- INSTRUCTIONS FOR THE TASK -
Copy all records verbatim.

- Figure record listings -
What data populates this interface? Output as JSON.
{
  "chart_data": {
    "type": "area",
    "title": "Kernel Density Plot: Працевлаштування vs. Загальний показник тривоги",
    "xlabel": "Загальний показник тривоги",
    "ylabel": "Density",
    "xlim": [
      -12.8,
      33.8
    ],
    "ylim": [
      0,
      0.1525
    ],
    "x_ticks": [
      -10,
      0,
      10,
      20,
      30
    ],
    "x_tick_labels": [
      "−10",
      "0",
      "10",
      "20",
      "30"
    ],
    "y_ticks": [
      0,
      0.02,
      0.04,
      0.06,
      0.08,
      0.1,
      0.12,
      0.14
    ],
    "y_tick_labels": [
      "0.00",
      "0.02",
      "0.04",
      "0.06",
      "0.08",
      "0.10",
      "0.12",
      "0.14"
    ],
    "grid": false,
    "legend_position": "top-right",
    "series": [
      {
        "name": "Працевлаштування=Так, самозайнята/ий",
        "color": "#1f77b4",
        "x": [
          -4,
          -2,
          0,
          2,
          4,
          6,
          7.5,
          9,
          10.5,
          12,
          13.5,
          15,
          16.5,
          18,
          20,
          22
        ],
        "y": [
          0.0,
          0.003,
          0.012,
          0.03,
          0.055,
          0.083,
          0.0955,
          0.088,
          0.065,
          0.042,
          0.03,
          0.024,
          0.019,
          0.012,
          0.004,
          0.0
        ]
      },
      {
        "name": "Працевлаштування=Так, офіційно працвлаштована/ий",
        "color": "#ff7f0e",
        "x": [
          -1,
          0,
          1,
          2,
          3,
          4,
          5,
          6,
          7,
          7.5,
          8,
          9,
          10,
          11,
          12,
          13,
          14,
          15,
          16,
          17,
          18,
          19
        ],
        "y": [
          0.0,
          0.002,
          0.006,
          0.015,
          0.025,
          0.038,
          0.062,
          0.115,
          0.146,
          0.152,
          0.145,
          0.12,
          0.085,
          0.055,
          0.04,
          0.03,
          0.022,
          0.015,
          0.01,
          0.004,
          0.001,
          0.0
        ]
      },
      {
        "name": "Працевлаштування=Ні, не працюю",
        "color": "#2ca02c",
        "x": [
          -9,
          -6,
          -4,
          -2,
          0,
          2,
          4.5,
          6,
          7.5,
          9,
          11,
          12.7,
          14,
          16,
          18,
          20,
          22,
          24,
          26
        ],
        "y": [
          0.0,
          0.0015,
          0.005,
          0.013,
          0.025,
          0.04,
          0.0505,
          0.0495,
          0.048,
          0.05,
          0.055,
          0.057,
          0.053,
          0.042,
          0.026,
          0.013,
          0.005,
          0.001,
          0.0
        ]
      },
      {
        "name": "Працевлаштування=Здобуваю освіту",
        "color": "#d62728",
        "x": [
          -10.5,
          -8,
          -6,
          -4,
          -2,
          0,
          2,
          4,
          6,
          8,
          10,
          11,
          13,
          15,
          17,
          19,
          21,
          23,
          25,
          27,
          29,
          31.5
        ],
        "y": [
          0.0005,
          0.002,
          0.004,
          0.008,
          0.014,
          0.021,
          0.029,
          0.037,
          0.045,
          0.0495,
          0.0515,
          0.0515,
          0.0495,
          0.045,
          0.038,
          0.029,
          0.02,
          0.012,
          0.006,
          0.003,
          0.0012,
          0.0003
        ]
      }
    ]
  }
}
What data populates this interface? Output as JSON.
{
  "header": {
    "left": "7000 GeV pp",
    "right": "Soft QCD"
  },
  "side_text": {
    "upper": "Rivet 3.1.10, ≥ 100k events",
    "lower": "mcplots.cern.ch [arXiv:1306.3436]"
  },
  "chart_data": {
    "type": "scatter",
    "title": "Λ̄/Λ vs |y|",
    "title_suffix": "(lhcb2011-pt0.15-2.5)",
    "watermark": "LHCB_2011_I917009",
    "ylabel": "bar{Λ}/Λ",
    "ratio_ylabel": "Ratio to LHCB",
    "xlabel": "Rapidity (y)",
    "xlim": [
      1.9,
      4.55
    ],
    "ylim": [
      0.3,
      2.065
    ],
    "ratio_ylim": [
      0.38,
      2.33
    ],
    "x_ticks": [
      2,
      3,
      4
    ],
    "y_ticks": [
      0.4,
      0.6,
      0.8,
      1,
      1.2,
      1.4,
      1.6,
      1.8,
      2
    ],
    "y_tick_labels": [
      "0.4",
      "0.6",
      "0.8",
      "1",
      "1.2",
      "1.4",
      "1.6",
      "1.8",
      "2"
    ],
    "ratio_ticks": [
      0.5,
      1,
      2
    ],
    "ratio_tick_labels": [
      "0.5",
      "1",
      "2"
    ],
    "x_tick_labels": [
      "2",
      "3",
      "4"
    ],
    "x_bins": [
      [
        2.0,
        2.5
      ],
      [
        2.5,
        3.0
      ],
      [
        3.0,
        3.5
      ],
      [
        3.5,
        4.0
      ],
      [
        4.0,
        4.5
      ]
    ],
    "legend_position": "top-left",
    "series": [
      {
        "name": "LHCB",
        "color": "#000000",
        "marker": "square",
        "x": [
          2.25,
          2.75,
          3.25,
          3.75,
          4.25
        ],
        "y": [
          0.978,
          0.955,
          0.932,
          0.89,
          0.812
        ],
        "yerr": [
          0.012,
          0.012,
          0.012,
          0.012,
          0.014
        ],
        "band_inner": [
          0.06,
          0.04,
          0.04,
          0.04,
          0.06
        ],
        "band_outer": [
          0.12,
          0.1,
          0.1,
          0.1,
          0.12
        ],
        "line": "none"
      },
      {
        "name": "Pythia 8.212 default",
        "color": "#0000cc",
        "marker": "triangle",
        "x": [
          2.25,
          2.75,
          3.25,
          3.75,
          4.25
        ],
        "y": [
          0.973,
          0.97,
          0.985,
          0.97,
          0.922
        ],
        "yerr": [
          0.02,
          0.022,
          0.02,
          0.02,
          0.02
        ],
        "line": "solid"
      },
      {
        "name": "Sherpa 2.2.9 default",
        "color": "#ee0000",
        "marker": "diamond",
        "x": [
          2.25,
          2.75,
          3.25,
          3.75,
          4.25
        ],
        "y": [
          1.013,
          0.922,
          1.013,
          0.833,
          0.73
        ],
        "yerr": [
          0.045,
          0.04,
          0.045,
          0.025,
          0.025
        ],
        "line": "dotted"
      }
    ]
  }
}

- EXERCISE ANSWER -
What data populates this interface? Output as JSON.
{
  "chart_data": {
    "type": "area",
    "title": "Kernel Density Plot: Працевлаштування vs. Загальний показник тривоги",
    "xlabel": "Загальний показник тривоги",
    "ylabel": "Density",
    "xlim": [
      -12.8,
      33.8
    ],
    "ylim": [
      0,
      0.1525
    ],
    "x_ticks": [
      -10,
      0,
      10,
      20,
      30
    ],
    "x_tick_labels": [
      "−10",
      "0",
      "10",
      "20",
      "30"
    ],
    "y_ticks": [
      0,
      0.02,
      0.04,
      0.06,
      0.08,
      0.1,
      0.12,
      0.14
    ],
    "y_tick_labels": [
      "0.00",
      "0.02",
      "0.04",
      "0.06",
      "0.08",
      "0.10",
      "0.12",
      "0.14"
    ],
    "grid": false,
    "legend_position": "top-right",
    "series": [
      {
        "name": "Працевлаштування=Так, самозайнята/ий",
        "color": "#1f77b4",
        "x": [
          -4,
          -2,
          0,
          2,
          4,
          6,
          7.5,
          9,
          10.5,
          12,
          13.5,
          15,
          16.5,
          18,
          20,
          22
        ],
        "y": [
          0.0,
          0.003,
          0.012,
          0.03,
          0.055,
          0.083,
          0.0955,
          0.088,
          0.065,
          0.042,
          0.03,
          0.024,
          0.019,
          0.012,
          0.004,
          0.0
        ]
      },
      {
        "name": "Працевлаштування=Так, офіційно працвлаштована/ий",
        "color": "#ff7f0e",
        "x": [
          -1,
          0,
          1,
          2,
          3,
          4,
          5,
          6,
          7,
          7.5,
          8,
          9,
          10,
          11,
          12,
          13,
          14,
          15,
          16,
          17,
          18,
          19
        ],
        "y": [
          0.0,
          0.002,
          0.006,
          0.015,
          0.025,
          0.038,
          0.062,
          0.115,
          0.146,
          0.152,
          0.145,
          0.12,
          0.085,
          0.055,
          0.04,
          0.03,
          0.022,
          0.015,
          0.01,
          0.004,
          0.001,
          0.0
        ]
      },
      {
        "name": "Працевлаштування=Ні, не працюю",
        "color": "#2ca02c",
        "x": [
          -9,
          -6,
          -4,
          -2,
          0,
          2,
          4.5,
          6,
          7.5,
          9,
          11,
          12.7,
          14,
          16,
          18,
          20,
          22,
          24,
          26
        ],
        "y": [
          0.0,
          0.0015,
          0.005,
          0.013,
          0.025,
          0.04,
          0.0505,
          0.0495,
          0.048,
          0.05,
          0.055,
          0.057,
          0.053,
          0.042,
          0.026,
          0.013,
          0.005,
          0.001,
          0.0
        ]
      },
      {
        "name": "Працевлаштування=Здобуваю освіту",
        "color": "#d62728",
        "x": [
          -10.5,
          -8,
          -6,
          -4,
          -2,
          0,
          2,
          4,
          6,
          8,
          10,
          11,
          13,
          15,
          17,
          19,
          21,
          23,
          25,
          27,
          29,
          31.5
        ],
        "y": [
          0.0005,
          0.002,
          0.004,
          0.008,
          0.014,
          0.021,
          0.029,
          0.037,
          0.045,
          0.0495,
          0.0515,
          0.0515,
          0.0495,
          0.045,
          0.038,
          0.029,
          0.02,
          0.012,
          0.006,
          0.003,
          0.0012,
          0.0003
        ]
      }
    ]
  }
}
What data populates this interface? Output as JSON.
{
  "header": {
    "left": "7000 GeV pp",
    "right": "Soft QCD"
  },
  "side_text": {
    "upper": "Rivet 3.1.10, ≥ 100k events",
    "lower": "mcplots.cern.ch [arXiv:1306.3436]"
  },
  "chart_data": {
    "type": "scatter",
    "title": "Λ̄/Λ vs |y|",
    "title_suffix": "(lhcb2011-pt0.15-2.5)",
    "watermark": "LHCB_2011_I917009",
    "ylabel": "bar{Λ}/Λ",
    "ratio_ylabel": "Ratio to LHCB",
    "xlabel": "Rapidity (y)",
    "xlim": [
      1.9,
      4.55
    ],
    "ylim": [
      0.3,
      2.065
    ],
    "ratio_ylim": [
      0.38,
      2.33
    ],
    "x_ticks": [
      2,
      3,
      4
    ],
    "y_ticks": [
      0.4,
      0.6,
      0.8,
      1,
      1.2,
      1.4,
      1.6,
      1.8,
      2
    ],
    "y_tick_labels": [
      "0.4",
      "0.6",
      "0.8",
      "1",
      "1.2",
      "1.4",
      "1.6",
      "1.8",
      "2"
    ],
    "ratio_ticks": [
      0.5,
      1,
      2
    ],
    "ratio_tick_labels": [
      "0.5",
      "1",
      "2"
    ],
    "x_tick_labels": [
      "2",
      "3",
      "4"
    ],
    "x_bins": [
      [
        2.0,
        2.5
      ],
      [
        2.5,
        3.0
      ],
      [
        3.0,
        3.5
      ],
      [
        3.5,
        4.0
      ],
      [
        4.0,
        4.5
      ]
    ],
    "legend_position": "top-left",
    "series": [
      {
        "name": "LHCB",
        "color": "#000000",
        "marker": "square",
        "x": [
          2.25,
          2.75,
          3.25,
          3.75,
          4.25
        ],
        "y": [
          0.978,
          0.955,
          0.932,
          0.89,
          0.812
        ],
        "yerr": [
          0.012,
          0.012,
          0.012,
          0.012,
          0.014
        ],
        "band_inner": [
          0.06,
          0.04,
          0.04,
          0.04,
          0.06
        ],
        "band_outer": [
          0.12,
          0.1,
          0.1,
          0.1,
          0.12
        ],
        "line": "none"
      },
      {
        "name": "Pythia 8.212 default",
        "color": "#0000cc",
        "marker": "triangle",
        "x": [
          2.25,
          2.75,
          3.25,
          3.75,
          4.25
        ],
        "y": [
          0.973,
          0.97,
          0.985,
          0.97,
          0.922
        ],
        "yerr": [
          0.02,
          0.022,
          0.02,
          0.02,
          0.02
        ],
        "line": "solid"
      },
      {
        "name": "Sherpa 2.2.9 default",
        "color": "#ee0000",
        "marker": "diamond",
        "x": [
          2.25,
          2.75,
          3.25,
          3.75,
          4.25
        ],
        "y": [
          1.013,
          0.922,
          1.013,
          0.833,
          0.73
        ],
        "yerr": [
          0.045,
          0.04,
          0.045,
          0.025,
          0.025
        ],
        "line": "dotted"
      }
    ]
  }
}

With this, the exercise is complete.